(Dataset listings of figures)
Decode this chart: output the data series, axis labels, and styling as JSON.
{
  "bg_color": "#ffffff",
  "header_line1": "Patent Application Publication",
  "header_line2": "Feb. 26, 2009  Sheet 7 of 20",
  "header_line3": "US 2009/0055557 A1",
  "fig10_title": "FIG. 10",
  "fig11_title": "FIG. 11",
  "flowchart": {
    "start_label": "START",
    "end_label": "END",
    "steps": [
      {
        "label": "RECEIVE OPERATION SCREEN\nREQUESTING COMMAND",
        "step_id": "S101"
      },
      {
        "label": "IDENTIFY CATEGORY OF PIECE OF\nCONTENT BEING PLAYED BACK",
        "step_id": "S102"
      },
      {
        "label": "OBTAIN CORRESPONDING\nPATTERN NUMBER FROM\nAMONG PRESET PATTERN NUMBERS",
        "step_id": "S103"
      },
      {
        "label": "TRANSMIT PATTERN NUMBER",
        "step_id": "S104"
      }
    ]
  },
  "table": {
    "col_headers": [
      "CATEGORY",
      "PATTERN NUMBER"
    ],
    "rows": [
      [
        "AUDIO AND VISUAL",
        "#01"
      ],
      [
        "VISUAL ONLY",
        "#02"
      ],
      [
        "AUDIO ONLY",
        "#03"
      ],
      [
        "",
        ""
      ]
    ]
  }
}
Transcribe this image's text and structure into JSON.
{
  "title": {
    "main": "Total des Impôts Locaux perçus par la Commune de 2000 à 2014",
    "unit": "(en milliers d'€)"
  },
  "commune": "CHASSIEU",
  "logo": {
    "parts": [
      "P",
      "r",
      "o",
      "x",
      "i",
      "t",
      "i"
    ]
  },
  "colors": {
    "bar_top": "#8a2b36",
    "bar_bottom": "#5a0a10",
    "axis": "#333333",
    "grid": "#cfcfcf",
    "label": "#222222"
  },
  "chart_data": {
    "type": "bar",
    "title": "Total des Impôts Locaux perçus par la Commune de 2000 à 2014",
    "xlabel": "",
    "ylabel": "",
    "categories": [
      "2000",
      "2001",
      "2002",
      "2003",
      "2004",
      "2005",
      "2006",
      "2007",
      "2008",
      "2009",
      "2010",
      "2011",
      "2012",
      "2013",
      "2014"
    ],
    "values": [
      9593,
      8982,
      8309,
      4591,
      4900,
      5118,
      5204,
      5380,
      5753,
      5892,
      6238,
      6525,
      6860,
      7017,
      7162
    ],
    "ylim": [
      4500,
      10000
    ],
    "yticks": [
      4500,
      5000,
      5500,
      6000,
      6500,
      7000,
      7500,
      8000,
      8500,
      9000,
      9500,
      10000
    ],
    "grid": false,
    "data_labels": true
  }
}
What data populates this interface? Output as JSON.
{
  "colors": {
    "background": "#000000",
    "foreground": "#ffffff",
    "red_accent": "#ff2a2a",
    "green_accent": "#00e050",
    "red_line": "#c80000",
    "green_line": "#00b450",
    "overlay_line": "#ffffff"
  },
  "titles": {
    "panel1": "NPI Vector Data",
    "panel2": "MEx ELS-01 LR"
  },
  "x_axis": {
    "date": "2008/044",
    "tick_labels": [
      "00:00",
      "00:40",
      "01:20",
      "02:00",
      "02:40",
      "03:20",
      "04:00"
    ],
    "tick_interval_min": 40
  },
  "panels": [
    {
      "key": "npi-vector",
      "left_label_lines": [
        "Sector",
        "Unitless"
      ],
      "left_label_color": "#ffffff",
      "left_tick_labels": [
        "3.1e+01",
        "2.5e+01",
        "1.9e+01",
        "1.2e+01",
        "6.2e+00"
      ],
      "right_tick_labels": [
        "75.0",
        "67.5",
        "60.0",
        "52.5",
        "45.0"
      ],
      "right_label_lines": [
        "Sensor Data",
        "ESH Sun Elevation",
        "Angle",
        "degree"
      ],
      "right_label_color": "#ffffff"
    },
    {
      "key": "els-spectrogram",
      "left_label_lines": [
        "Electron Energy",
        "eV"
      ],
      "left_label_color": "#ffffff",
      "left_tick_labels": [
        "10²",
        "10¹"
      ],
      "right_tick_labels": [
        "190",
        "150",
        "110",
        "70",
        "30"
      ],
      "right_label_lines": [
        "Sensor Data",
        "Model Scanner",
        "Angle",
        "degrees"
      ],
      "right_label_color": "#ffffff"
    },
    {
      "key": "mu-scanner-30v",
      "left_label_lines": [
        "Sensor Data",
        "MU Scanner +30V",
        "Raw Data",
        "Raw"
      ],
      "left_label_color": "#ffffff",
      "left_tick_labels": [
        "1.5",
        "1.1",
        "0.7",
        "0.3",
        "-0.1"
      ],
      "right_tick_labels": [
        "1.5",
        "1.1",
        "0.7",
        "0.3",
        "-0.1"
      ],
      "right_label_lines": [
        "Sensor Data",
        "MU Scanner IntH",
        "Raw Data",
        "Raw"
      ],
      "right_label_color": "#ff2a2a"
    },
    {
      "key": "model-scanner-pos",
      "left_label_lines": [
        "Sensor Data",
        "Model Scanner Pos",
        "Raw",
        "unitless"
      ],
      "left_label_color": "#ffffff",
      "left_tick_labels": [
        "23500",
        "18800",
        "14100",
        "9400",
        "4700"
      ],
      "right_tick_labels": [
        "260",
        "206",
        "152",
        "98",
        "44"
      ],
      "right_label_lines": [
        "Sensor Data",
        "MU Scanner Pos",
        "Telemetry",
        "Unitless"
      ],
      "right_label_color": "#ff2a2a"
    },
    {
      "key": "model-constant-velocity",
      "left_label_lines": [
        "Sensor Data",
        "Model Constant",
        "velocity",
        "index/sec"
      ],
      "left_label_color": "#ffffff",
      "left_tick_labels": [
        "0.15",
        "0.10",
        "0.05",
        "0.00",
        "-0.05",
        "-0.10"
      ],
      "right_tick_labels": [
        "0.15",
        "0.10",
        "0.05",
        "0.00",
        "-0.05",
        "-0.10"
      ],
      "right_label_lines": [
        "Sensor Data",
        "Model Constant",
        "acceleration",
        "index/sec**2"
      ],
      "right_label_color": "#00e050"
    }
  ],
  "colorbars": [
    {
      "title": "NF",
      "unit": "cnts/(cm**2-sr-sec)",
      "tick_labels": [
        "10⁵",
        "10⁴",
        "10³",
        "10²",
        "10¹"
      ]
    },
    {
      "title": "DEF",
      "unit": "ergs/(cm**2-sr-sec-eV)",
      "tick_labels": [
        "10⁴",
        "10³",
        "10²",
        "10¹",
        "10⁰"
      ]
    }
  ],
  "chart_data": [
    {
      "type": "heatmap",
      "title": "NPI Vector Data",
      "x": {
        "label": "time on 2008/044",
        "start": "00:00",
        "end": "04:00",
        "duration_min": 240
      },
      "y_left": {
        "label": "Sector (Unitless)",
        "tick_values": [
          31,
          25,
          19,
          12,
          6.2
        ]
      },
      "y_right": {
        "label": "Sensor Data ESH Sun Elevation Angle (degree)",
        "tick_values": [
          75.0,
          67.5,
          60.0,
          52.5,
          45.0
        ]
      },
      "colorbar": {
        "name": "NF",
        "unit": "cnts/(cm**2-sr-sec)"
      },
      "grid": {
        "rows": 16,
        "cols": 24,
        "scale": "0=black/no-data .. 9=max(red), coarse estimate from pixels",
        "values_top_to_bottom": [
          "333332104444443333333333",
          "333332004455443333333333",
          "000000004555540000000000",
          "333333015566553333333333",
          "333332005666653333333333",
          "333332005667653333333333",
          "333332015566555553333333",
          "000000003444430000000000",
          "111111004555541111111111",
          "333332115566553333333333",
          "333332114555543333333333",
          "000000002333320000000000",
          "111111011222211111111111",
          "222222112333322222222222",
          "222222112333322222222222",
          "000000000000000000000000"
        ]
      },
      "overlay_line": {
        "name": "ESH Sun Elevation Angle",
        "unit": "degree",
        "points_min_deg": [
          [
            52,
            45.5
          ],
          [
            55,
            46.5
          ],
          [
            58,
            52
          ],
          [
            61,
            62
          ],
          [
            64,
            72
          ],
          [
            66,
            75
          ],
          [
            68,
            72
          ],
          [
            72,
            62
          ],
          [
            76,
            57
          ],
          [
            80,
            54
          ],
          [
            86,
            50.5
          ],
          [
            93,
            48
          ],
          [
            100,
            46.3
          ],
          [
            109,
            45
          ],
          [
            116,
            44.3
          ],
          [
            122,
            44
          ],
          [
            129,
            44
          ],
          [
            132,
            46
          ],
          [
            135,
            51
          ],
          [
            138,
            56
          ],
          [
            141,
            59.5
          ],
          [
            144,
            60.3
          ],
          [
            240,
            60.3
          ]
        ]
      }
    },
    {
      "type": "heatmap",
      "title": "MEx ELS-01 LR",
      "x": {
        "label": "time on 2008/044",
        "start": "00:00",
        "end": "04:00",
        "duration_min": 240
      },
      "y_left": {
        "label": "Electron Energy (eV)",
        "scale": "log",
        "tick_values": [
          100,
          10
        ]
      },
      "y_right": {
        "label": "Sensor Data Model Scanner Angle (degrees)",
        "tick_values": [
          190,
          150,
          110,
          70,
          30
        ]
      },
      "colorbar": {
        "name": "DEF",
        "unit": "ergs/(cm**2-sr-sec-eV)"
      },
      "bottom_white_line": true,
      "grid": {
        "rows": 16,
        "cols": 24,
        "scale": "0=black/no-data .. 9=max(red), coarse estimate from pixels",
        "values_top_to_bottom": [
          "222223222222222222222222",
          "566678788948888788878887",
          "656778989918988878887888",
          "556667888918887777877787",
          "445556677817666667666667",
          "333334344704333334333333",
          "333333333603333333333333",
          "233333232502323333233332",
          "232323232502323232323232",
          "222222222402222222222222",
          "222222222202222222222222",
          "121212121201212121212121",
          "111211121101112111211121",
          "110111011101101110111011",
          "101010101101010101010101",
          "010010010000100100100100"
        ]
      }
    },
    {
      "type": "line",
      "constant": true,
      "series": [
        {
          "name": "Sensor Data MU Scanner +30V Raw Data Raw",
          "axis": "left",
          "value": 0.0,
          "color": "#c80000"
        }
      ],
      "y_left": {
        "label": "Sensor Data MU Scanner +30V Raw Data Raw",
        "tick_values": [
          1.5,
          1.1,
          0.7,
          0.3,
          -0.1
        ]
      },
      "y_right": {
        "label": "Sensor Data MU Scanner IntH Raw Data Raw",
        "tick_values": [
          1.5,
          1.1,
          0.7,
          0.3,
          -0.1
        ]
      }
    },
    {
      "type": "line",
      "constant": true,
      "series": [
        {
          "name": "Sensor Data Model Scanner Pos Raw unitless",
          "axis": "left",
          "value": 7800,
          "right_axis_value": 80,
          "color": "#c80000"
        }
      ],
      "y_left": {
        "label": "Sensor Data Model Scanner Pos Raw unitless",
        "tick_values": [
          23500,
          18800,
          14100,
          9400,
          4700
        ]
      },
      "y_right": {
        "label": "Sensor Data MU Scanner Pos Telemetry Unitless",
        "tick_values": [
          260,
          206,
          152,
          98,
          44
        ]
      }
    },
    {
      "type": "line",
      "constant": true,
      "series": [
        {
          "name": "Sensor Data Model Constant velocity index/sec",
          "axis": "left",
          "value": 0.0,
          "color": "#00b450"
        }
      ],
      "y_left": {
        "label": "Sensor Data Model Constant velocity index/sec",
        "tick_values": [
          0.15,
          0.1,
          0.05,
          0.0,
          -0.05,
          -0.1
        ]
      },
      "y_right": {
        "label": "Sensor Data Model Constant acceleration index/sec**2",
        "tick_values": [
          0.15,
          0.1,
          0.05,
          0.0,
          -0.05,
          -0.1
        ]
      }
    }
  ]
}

Short task -> Search the data above for lines holding "PATTERN" and copy each of them.

Finished task ->
        "label": "OBTAIN CORRESPONDING\nPATTERN NUMBER FROM\nAMONG PRESET PATTERN NUMBERS",
        "label": "TRANSMIT PATTERN NUMBER",
      "PATTERN NUMBER"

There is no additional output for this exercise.